* [THE TASK]: Write the entries out again exactly as they stand, but without the pictures.

• • • • • • •

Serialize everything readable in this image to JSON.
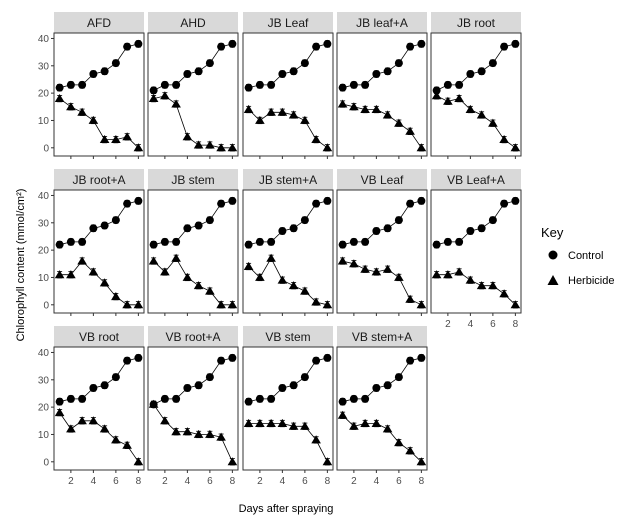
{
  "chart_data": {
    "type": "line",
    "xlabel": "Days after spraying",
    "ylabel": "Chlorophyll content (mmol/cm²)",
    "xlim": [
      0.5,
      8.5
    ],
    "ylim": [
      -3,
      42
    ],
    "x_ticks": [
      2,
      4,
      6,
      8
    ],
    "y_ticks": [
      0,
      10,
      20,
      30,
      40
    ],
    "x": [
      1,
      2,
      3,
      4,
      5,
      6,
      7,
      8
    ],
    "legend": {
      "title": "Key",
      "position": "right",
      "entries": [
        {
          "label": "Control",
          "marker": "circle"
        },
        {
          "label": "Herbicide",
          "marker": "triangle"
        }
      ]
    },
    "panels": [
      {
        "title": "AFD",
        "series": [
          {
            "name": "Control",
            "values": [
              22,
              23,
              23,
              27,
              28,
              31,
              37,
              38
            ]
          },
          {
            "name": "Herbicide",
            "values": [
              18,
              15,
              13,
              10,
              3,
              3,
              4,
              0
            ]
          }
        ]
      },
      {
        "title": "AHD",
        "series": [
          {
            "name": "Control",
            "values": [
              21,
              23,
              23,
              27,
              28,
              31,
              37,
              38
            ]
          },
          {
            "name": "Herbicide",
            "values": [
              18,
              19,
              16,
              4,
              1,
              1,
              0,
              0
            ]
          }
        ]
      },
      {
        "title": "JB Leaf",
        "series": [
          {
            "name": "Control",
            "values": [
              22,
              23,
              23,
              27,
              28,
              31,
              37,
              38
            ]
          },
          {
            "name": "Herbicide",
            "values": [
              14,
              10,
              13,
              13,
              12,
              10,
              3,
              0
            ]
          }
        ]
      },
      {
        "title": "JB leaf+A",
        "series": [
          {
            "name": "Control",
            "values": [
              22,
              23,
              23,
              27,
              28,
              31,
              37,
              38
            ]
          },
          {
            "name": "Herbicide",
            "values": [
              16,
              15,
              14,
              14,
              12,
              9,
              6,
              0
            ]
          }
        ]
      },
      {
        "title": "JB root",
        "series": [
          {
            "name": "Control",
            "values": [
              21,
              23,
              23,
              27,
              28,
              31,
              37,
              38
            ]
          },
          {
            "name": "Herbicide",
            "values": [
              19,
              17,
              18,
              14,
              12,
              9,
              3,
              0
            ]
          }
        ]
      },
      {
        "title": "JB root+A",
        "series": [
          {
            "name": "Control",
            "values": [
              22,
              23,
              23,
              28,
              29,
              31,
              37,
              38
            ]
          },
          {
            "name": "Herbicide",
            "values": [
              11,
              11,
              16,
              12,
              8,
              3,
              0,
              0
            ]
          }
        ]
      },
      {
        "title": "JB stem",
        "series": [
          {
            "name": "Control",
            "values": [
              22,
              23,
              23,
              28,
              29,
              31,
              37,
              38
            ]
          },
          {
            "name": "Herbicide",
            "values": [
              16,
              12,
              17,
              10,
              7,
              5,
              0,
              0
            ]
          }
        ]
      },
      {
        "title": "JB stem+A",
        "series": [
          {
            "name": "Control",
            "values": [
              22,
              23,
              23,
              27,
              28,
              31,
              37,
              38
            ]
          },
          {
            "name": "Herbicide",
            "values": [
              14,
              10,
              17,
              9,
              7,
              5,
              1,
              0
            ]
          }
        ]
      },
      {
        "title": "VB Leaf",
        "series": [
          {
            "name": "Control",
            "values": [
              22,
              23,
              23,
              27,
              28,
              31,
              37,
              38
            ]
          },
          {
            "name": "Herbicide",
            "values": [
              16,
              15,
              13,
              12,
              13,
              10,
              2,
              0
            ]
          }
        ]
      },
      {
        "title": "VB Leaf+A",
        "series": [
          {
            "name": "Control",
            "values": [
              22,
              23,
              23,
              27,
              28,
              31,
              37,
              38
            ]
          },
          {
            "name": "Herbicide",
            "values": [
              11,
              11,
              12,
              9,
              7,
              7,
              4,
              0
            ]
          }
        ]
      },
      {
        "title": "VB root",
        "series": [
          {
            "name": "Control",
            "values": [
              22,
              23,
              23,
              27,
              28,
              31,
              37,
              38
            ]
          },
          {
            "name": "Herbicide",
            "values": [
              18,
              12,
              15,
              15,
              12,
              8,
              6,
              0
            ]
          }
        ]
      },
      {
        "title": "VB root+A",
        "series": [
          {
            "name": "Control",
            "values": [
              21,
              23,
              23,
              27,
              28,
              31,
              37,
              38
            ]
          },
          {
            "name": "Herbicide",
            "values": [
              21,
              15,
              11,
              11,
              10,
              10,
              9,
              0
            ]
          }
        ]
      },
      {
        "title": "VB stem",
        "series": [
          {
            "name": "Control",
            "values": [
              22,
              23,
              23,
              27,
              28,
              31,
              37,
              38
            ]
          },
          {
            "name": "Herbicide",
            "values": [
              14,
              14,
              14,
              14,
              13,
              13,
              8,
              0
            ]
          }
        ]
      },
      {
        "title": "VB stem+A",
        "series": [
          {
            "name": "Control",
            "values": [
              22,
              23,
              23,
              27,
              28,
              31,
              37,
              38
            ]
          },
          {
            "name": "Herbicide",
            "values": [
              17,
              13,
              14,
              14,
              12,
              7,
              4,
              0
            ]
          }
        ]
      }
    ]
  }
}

• • • • • • •

* [FULL RESPONSE]:
Serialize everything readable in this image to JSON.
{
  "chart_data": {
    "type": "line",
    "xlabel": "Days after spraying",
    "ylabel": "Chlorophyll content (mmol/cm²)",
    "xlim": [
      0.5,
      8.5
    ],
    "ylim": [
      -3,
      42
    ],
    "x_ticks": [
      2,
      4,
      6,
      8
    ],
    "y_ticks": [
      0,
      10,
      20,
      30,
      40
    ],
    "x": [
      1,
      2,
      3,
      4,
      5,
      6,
      7,
      8
    ],
    "legend": {
      "title": "Key",
      "position": "right",
      "entries": [
        {
          "label": "Control",
          "marker": "circle"
        },
        {
          "label": "Herbicide",
          "marker": "triangle"
        }
      ]
    },
    "panels": [
      {
        "title": "AFD",
        "series": [
          {
            "name": "Control",
            "values": [
              22,
              23,
              23,
              27,
              28,
              31,
              37,
              38
            ]
          },
          {
            "name": "Herbicide",
            "values": [
              18,
              15,
              13,
              10,
              3,
              3,
              4,
              0
            ]
          }
        ]
      },
      {
        "title": "AHD",
        "series": [
          {
            "name": "Control",
            "values": [
              21,
              23,
              23,
              27,
              28,
              31,
              37,
              38
            ]
          },
          {
            "name": "Herbicide",
            "values": [
              18,
              19,
              16,
              4,
              1,
              1,
              0,
              0
            ]
          }
        ]
      },
      {
        "title": "JB Leaf",
        "series": [
          {
            "name": "Control",
            "values": [
              22,
              23,
              23,
              27,
              28,
              31,
              37,
              38
            ]
          },
          {
            "name": "Herbicide",
            "values": [
              14,
              10,
              13,
              13,
              12,
              10,
              3,
              0
            ]
          }
        ]
      },
      {
        "title": "JB leaf+A",
        "series": [
          {
            "name": "Control",
            "values": [
              22,
              23,
              23,
              27,
              28,
              31,
              37,
              38
            ]
          },
          {
            "name": "Herbicide",
            "values": [
              16,
              15,
              14,
              14,
              12,
              9,
              6,
              0
            ]
          }
        ]
      },
      {
        "title": "JB root",
        "series": [
          {
            "name": "Control",
            "values": [
              21,
              23,
              23,
              27,
              28,
              31,
              37,
              38
            ]
          },
          {
            "name": "Herbicide",
            "values": [
              19,
              17,
              18,
              14,
              12,
              9,
              3,
              0
            ]
          }
        ]
      },
      {
        "title": "JB root+A",
        "series": [
          {
            "name": "Control",
            "values": [
              22,
              23,
              23,
              28,
              29,
              31,
              37,
              38
            ]
          },
          {
            "name": "Herbicide",
            "values": [
              11,
              11,
              16,
              12,
              8,
              3,
              0,
              0
            ]
          }
        ]
      },
      {
        "title": "JB stem",
        "series": [
          {
            "name": "Control",
            "values": [
              22,
              23,
              23,
              28,
              29,
              31,
              37,
              38
            ]
          },
          {
            "name": "Herbicide",
            "values": [
              16,
              12,
              17,
              10,
              7,
              5,
              0,
              0
            ]
          }
        ]
      },
      {
        "title": "JB stem+A",
        "series": [
          {
            "name": "Control",
            "values": [
              22,
              23,
              23,
              27,
              28,
              31,
              37,
              38
            ]
          },
          {
            "name": "Herbicide",
            "values": [
              14,
              10,
              17,
              9,
              7,
              5,
              1,
              0
            ]
          }
        ]
      },
      {
        "title": "VB Leaf",
        "series": [
          {
            "name": "Control",
            "values": [
              22,
              23,
              23,
              27,
              28,
              31,
              37,
              38
            ]
          },
          {
            "name": "Herbicide",
            "values": [
              16,
              15,
              13,
              12,
              13,
              10,
              2,
              0
            ]
          }
        ]
      },
      {
        "title": "VB Leaf+A",
        "series": [
          {
            "name": "Control",
            "values": [
              22,
              23,
              23,
              27,
              28,
              31,
              37,
              38
            ]
          },
          {
            "name": "Herbicide",
            "values": [
              11,
              11,
              12,
              9,
              7,
              7,
              4,
              0
            ]
          }
        ]
      },
      {
        "title": "VB root",
        "series": [
          {
            "name": "Control",
            "values": [
              22,
              23,
              23,
              27,
              28,
              31,
              37,
              38
            ]
          },
          {
            "name": "Herbicide",
            "values": [
              18,
              12,
              15,
              15,
              12,
              8,
              6,
              0
            ]
          }
        ]
      },
      {
        "title": "VB root+A",
        "series": [
          {
            "name": "Control",
            "values": [
              21,
              23,
              23,
              27,
              28,
              31,
              37,
              38
            ]
          },
          {
            "name": "Herbicide",
            "values": [
              21,
              15,
              11,
              11,
              10,
              10,
              9,
              0
            ]
          }
        ]
      },
      {
        "title": "VB stem",
        "series": [
          {
            "name": "Control",
            "values": [
              22,
              23,
              23,
              27,
              28,
              31,
              37,
              38
            ]
          },
          {
            "name": "Herbicide",
            "values": [
              14,
              14,
              14,
              14,
              13,
              13,
              8,
              0
            ]
          }
        ]
      },
      {
        "title": "VB stem+A",
        "series": [
          {
            "name": "Control",
            "values": [
              22,
              23,
              23,
              27,
              28,
              31,
              37,
              38
            ]
          },
          {
            "name": "Herbicide",
            "values": [
              17,
              13,
              14,
              14,
              12,
              7,
              4,
              0
            ]
          }
        ]
      }
    ]
  }
}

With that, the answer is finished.